[WORK TO DO]
Take every line from the material that has the word "bermula" in it.

[DATA FOR THE TASK]
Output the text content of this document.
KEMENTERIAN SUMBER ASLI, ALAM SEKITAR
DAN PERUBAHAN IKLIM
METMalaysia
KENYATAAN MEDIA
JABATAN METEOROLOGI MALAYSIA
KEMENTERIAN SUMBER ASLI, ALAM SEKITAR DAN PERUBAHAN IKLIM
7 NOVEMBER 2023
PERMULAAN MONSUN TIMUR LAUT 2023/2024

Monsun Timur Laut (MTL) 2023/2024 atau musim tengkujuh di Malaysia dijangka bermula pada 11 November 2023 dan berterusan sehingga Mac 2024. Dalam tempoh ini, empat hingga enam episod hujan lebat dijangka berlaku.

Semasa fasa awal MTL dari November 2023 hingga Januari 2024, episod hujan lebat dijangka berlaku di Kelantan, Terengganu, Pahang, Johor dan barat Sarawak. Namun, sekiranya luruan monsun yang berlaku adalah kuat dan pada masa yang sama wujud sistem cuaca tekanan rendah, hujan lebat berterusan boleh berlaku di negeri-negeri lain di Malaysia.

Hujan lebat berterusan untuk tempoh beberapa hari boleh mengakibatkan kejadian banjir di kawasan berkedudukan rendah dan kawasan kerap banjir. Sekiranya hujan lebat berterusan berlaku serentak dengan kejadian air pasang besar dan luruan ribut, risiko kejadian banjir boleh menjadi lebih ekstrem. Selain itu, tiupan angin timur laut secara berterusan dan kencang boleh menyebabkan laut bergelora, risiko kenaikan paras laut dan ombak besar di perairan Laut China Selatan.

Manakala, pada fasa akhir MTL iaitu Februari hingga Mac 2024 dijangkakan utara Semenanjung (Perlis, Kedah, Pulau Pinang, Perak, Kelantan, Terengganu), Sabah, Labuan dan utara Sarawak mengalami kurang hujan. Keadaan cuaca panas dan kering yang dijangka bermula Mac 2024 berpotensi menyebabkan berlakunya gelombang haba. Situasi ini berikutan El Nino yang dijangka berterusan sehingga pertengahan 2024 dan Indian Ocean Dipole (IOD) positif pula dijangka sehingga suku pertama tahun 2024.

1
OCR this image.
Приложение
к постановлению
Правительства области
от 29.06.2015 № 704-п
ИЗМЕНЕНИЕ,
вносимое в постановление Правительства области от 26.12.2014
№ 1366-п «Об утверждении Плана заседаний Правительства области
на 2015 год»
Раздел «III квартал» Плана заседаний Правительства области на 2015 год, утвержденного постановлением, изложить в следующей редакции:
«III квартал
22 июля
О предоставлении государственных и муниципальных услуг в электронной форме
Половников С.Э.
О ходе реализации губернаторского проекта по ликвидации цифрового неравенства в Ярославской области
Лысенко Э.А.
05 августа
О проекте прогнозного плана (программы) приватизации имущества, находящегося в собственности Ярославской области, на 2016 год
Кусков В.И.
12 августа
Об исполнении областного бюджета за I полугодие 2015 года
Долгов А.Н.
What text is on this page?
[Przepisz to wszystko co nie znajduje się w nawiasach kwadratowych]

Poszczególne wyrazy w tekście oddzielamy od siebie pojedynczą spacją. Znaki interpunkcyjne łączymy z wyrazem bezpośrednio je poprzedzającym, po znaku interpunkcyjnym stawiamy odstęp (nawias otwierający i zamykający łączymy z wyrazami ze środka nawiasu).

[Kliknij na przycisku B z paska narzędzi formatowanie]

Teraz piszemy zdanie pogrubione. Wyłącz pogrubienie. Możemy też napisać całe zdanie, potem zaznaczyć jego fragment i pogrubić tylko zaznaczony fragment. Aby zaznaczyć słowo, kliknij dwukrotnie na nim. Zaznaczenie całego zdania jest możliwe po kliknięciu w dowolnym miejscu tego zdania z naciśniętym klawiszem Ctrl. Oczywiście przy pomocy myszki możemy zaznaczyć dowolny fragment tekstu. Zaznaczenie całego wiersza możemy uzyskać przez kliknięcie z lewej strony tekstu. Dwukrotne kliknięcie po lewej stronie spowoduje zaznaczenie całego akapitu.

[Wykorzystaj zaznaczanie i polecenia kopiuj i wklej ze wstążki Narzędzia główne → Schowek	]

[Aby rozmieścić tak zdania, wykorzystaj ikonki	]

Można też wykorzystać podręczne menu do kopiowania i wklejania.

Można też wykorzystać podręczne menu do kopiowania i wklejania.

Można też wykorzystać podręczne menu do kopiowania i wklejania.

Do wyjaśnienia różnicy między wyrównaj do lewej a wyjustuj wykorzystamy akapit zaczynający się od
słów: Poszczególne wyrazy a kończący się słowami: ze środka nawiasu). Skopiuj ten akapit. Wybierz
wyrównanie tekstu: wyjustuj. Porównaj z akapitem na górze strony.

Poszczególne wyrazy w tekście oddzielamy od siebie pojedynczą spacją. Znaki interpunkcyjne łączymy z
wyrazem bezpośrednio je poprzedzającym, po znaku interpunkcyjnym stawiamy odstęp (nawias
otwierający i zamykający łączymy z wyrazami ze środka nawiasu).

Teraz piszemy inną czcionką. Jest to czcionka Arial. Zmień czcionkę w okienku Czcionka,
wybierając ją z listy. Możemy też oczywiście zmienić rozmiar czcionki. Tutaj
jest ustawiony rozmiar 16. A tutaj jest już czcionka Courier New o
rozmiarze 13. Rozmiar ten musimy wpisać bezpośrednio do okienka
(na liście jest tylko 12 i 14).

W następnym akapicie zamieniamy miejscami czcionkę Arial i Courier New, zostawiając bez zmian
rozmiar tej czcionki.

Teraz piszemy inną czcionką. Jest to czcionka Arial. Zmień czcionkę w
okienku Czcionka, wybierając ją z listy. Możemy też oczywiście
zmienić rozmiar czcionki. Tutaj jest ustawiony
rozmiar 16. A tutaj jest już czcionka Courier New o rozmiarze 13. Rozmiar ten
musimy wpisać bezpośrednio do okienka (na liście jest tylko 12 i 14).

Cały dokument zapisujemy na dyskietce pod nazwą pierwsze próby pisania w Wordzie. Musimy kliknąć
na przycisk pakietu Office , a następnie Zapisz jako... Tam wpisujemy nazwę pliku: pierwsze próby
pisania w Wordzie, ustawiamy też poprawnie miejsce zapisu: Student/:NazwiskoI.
---
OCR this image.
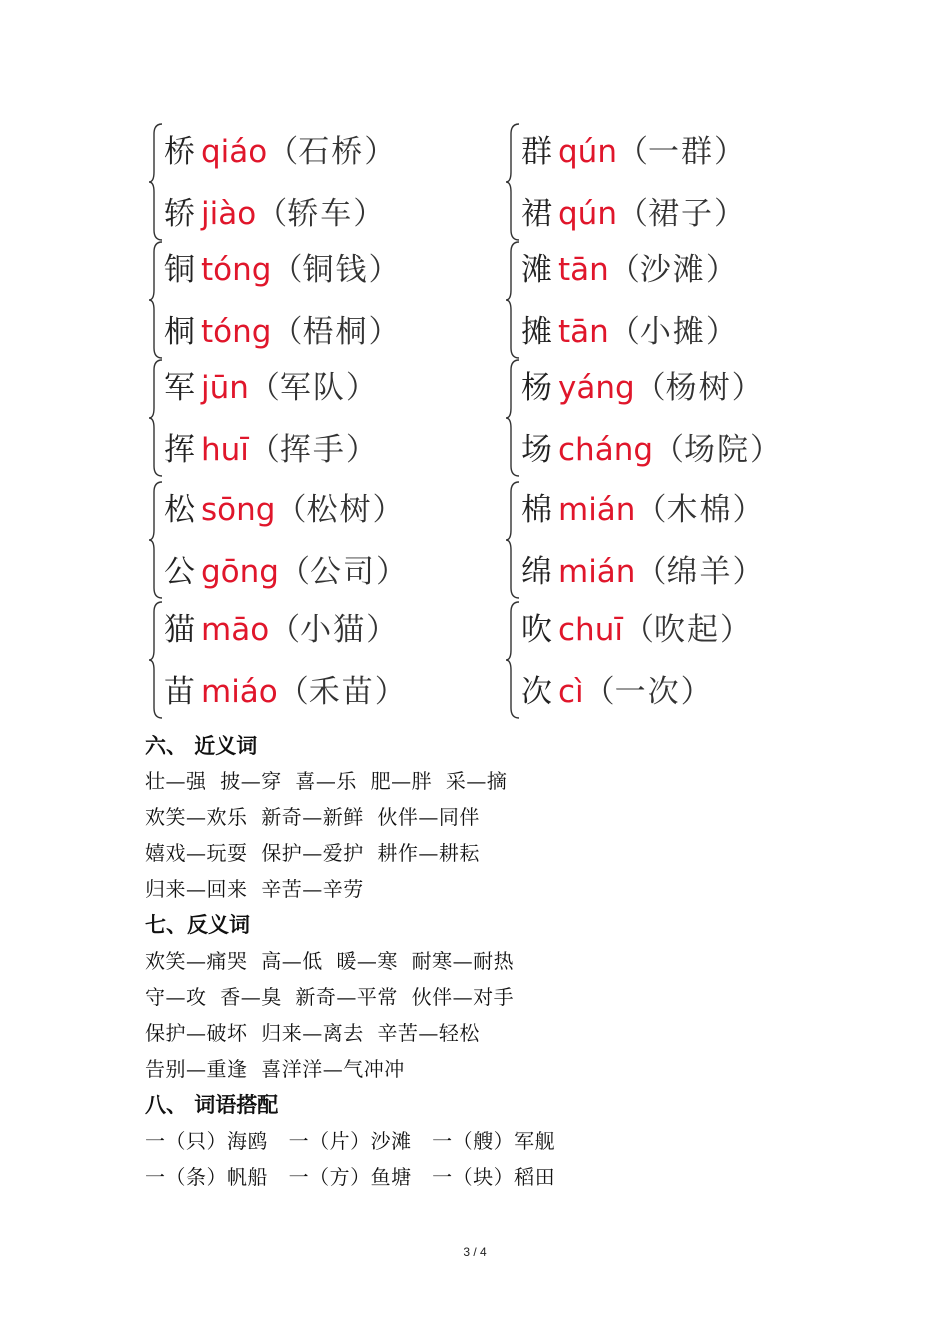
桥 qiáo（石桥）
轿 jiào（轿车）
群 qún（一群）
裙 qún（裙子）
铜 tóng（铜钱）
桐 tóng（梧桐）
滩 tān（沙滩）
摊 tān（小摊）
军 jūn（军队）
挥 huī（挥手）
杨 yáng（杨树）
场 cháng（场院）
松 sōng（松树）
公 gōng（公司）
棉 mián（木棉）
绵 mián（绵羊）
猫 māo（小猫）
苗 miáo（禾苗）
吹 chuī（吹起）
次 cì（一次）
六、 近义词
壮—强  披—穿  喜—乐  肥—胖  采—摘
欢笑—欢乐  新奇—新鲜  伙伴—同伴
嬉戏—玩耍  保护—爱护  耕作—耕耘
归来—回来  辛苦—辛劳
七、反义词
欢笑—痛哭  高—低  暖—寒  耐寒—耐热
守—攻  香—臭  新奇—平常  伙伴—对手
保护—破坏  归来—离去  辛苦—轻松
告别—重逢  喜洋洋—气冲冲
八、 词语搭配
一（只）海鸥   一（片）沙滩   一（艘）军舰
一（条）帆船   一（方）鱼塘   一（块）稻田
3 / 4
==
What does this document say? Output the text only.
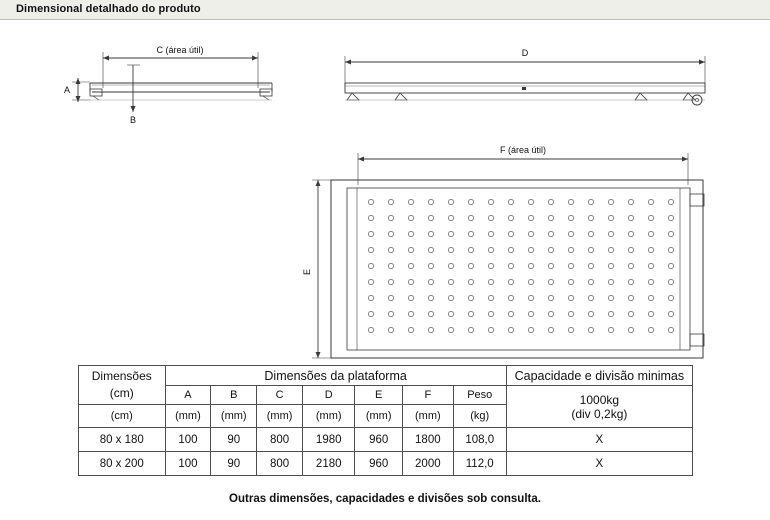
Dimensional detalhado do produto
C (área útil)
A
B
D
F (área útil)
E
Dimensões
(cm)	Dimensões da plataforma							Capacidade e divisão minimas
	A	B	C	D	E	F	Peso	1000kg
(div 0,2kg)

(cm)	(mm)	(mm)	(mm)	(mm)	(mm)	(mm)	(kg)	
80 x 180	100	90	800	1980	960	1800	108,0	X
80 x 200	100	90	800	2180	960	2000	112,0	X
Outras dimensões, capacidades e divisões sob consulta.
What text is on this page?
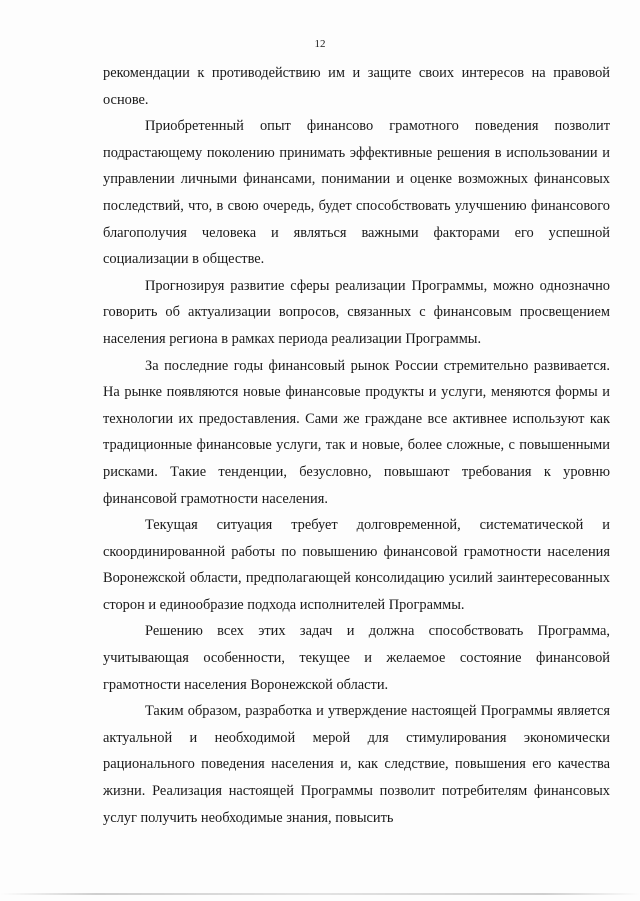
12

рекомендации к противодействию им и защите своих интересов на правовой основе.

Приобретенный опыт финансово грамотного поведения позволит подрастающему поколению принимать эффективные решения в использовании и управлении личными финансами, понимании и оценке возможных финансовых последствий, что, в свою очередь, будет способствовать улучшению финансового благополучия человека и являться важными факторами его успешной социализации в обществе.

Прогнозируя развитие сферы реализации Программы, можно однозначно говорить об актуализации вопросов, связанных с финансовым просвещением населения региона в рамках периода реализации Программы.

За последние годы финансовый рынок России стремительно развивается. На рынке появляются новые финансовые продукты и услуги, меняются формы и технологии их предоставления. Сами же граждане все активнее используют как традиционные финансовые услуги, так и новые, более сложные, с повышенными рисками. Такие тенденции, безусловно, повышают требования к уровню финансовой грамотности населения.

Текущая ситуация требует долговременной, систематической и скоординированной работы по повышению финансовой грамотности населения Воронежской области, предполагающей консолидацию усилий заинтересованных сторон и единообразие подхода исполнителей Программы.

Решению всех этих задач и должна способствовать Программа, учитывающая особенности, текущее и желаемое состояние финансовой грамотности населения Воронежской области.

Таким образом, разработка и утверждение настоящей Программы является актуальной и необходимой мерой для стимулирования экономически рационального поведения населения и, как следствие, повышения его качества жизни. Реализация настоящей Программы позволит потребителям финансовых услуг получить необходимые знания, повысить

[SOLUTION FOR THIS PROBLEM]
Monsun Timur Laut (MTL) 2023/2024 atau musim tengkujuh di Malaysia dijangka bermula pada 11 November 2023 dan berterusan sehingga Mac 2024. Dalam tempoh ini, empat hingga enam episod hujan lebat dijangka berlaku.
Manakala, pada fasa akhir MTL iaitu Februari hingga Mac 2024 dijangkakan utara Semenanjung (Perlis, Kedah, Pulau Pinang, Perak, Kelantan, Terengganu), Sabah, Labuan dan utara Sarawak mengalami kurang hujan. Keadaan cuaca panas dan kering yang dijangka bermula Mac 2024 berpotensi menyebabkan berlakunya gelombang haba. Situasi ini berikutan El Nino yang dijangka berterusan sehingga pertengahan 2024 dan Indian Ocean Dipole (IOD) positif pula dijangka sehingga suku pertama tahun 2024.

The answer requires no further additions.